TASK DIRECTIONS
Find the line that contains "Read out every word on this page." in the entries below. Output it and each later line exactly, and nothing else.

Records contained in a dataset
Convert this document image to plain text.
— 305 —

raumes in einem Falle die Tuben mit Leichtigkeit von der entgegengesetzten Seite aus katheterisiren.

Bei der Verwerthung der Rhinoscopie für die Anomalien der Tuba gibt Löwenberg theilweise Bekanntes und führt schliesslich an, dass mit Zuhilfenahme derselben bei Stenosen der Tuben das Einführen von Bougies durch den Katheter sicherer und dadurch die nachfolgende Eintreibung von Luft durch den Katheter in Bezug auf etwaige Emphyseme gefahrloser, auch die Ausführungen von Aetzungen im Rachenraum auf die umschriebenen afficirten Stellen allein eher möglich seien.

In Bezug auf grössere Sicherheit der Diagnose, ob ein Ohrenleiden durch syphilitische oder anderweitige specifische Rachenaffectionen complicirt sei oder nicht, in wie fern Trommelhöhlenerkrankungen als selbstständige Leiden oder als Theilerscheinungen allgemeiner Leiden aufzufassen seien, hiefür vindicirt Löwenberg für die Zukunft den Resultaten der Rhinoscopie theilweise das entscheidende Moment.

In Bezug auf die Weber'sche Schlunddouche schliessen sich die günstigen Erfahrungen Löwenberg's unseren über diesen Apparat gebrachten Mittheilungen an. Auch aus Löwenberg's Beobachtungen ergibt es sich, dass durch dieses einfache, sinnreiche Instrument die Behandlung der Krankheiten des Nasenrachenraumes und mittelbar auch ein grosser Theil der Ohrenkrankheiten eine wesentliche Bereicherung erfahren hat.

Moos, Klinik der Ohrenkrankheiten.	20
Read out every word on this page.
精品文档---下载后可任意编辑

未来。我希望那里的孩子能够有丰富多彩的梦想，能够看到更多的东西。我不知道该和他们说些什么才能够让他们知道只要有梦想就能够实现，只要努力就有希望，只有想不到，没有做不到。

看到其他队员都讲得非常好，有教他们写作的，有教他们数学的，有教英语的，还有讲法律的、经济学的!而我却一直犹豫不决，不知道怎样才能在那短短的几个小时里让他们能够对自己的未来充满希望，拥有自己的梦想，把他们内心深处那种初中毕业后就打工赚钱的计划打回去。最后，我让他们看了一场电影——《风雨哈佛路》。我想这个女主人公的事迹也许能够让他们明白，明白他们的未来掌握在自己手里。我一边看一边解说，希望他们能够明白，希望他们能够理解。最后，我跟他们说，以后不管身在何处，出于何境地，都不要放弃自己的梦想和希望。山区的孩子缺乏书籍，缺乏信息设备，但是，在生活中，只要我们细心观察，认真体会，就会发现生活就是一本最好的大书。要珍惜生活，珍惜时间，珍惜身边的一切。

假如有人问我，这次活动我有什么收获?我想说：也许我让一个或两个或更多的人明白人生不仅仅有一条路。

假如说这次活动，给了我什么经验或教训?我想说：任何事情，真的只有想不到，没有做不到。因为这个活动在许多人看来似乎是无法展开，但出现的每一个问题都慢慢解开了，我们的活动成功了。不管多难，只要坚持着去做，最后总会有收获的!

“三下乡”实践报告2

COMPLETED TASK
Read out every word on this page.
精品文档---下载后可任意编辑

未来。我希望那里的孩子能够有丰富多彩的梦想，能够看到更多的东西。我不知道该和他们说些什么才能够让他们知道只要有梦想就能够实现，只要努力就有希望，只有想不到，没有做不到。

看到其他队员都讲得非常好，有教他们写作的，有教他们数学的，有教英语的，还有讲法律的、经济学的!而我却一直犹豫不决，不知道怎样才能在那短短的几个小时里让他们能够对自己的未来充满希望，拥有自己的梦想，把他们内心深处那种初中毕业后就打工赚钱的计划打回去。最后，我让他们看了一场电影——《风雨哈佛路》。我想这个女主人公的事迹也许能够让他们明白，明白他们的未来掌握在自己手里。我一边看一边解说，希望他们能够明白，希望他们能够理解。最后，我跟他们说，以后不管身在何处，出于何境地，都不要放弃自己的梦想和希望。山区的孩子缺乏书籍，缺乏信息设备，但是，在生活中，只要我们细心观察，认真体会，就会发现生活就是一本最好的大书。要珍惜生活，珍惜时间，珍惜身边的一切。

假如有人问我，这次活动我有什么收获?我想说：也许我让一个或两个或更多的人明白人生不仅仅有一条路。

假如说这次活动，给了我什么经验或教训?我想说：任何事情，真的只有想不到，没有做不到。因为这个活动在许多人看来似乎是无法展开，但出现的每一个问题都慢慢解开了，我们的活动成功了。不管多难，只要坚持着去做，最后总会有收获的!

“三下乡”实践报告2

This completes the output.